• [Apply what you read]
1. Please rewrite the stretch of the Einstein solid problem from "Consider two Einstein" through "the composite system?", renaming "oscillators" to "atoms" throughout.
2. Render the sentence "Using matlab, evaluate the following system:" from the Einstein solid problem in Spanish.
3. Extend the Einstein solid problem onward from its final line.

• [Document text]
Question

Using matlab, evaluate the following system:

Consider two Einstein solids \(A\) and \(B\) that can exchange energy (but not oscillators/particles) with one another but the combined composite system is isolated from the surroundings. Suppose systems \(A\) and \(B\) have \(N_{A}\) and \(N_{B}\) oscillators, and \(q_{A}\) and \(q_{B}\) units of energy respectively. The total number of microstates for this macrostate for the macrostate \(N_{A}, N_{B}, q, q_{A}\) is given by

$$ \Omega\left(N_{A}, N_{B}, q, q_{A}\right)=\Omega\left(N_{A}, q_{A}\right) \Omega\left(N_{B}, q_{B}\right) $$

where

$$ \Omega\left(N_{i}, q_{i}\right)=\frac{\left(q_{i}+N_{i}-1\right) !}{q_{i} !\left(N_{i}-1\right) !} $$

(a) If \(N_{A}=2\) and \(N_{B}=4\), and initially \(q_{A}=6\) and \(q_{B}=0\) :

(i) What is the initial number of microstates for the composite system?

[Structured page parsing data]
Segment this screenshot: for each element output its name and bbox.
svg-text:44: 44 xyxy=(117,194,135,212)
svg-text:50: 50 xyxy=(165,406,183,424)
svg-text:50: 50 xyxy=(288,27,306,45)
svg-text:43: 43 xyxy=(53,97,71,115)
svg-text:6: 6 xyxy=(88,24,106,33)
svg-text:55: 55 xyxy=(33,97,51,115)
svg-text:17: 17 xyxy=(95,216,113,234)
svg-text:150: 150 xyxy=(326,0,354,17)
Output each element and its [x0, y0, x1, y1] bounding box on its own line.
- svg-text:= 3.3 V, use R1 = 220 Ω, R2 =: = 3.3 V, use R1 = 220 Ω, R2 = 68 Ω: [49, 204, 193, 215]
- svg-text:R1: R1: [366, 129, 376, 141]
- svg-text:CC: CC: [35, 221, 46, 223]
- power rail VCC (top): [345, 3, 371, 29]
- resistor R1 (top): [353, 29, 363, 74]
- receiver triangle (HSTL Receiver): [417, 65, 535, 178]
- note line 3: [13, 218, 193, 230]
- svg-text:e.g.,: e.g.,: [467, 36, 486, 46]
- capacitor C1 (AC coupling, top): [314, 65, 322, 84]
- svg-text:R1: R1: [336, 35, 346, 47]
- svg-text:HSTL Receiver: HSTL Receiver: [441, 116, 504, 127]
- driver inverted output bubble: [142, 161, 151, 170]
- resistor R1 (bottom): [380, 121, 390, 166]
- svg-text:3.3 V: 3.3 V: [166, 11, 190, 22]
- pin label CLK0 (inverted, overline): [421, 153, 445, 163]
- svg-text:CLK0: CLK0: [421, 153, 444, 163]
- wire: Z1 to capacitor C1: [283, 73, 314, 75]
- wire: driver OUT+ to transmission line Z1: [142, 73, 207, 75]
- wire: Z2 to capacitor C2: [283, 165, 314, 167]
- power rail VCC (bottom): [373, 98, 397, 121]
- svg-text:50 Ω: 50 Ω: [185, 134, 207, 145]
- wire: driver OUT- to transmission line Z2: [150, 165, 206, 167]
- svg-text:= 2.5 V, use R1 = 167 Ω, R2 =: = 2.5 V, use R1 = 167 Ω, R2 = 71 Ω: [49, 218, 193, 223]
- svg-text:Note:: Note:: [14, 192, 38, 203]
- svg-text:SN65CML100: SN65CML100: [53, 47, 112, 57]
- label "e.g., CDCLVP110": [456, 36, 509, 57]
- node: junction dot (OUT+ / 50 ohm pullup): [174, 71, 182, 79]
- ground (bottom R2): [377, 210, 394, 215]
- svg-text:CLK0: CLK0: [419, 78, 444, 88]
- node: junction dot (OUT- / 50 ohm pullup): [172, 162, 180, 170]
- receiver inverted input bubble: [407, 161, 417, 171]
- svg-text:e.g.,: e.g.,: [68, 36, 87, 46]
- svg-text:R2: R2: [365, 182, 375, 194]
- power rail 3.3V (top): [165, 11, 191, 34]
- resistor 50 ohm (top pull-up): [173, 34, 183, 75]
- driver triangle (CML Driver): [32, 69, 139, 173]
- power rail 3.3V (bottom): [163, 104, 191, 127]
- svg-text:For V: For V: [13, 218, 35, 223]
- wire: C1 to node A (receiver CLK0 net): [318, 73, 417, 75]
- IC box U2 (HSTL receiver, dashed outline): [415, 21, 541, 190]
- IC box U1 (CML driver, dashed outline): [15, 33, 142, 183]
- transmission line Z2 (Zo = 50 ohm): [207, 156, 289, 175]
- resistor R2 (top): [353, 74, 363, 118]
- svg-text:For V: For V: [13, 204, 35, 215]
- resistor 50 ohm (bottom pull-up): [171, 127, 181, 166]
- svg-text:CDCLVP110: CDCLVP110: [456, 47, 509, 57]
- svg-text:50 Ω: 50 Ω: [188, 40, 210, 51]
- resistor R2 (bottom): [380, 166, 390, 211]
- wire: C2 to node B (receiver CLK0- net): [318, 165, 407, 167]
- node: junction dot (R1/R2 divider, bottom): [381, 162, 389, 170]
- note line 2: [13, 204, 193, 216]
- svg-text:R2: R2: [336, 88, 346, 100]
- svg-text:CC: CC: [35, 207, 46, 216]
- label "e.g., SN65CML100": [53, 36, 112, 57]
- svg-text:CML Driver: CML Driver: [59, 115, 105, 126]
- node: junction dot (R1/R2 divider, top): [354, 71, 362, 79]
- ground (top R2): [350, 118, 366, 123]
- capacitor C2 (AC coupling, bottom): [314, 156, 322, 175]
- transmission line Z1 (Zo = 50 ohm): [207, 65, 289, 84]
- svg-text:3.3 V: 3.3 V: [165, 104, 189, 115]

• [Outputs in order]
1.
Consider two Einstein solids \(A\) and \(B\) that can exchange energy (but not atoms/particles) with one another but the combined composite system is isolated from the surroundings. Suppose systems \(A\) and \(B\) have \(N_{A}\) and \(N_{B}\) atoms, and \(q_{A}\) and \(q_{B}\) units of energy respectively. The total number of microstates for this macrostate for the macrostate \(N_{A}, N_{B}, q, q_{A}\) is given by

$$ \Omega\left(N_{A}, N_{B}, q, q_{A}\right)=\Omega\left(N_{A}, q_{A}\right) \Omega\left(N_{B}, q_{B}\right) $$

where

$$ \Omega\left(N_{i}, q_{i}\right)=\frac{\left(q_{i}+N_{i}-1\right) !}{q_{i} !\left(N_{i}-1\right) !} $$

(a) If \(N_{A}=2\) and \(N_{B}=4\), and initially \(q_{A}=6\) and \(q_{B}=0\) :

(i) What is the initial number of microstates for the composite system?

2. Usando matlab, evalúe el siguiente sistema:

3.
(ii) Once energy can be exchanged between the two subsystems, plot the multiplicity of the various possible macrostates of the combined system as a function of \(q_{A}\).

(iii) What is the macrostate which has the highest number of microstates, and what is the number of microstates.

(iv) What is the probability that the system will return to its initial state?

(b) Repeat the above for: \(N_{A}=50\) and \(N_{B}=100\), and initially \(q_{A}=150\) and \(q_{B}=0 .\) Also, what quantity is common to both systems in the macrostate with the highest multiplicity? What do you notice about the width of the peak?

(c) Consider the special case where \(N_{A}=1\). Suppose that \(N_{B}=20, q_{A}=0\), and \(q_{B}=30\). If we assume that the subsystem \(A\) can exchange energy with the much larger system \(B\) :

(i) Calculate, and plot the probability that system \(A\) has energy \(q_{A}\) for all possible macrostates of the system?

(ii) Postulate the functional form of the probability distribution (Hint: Try various log plots).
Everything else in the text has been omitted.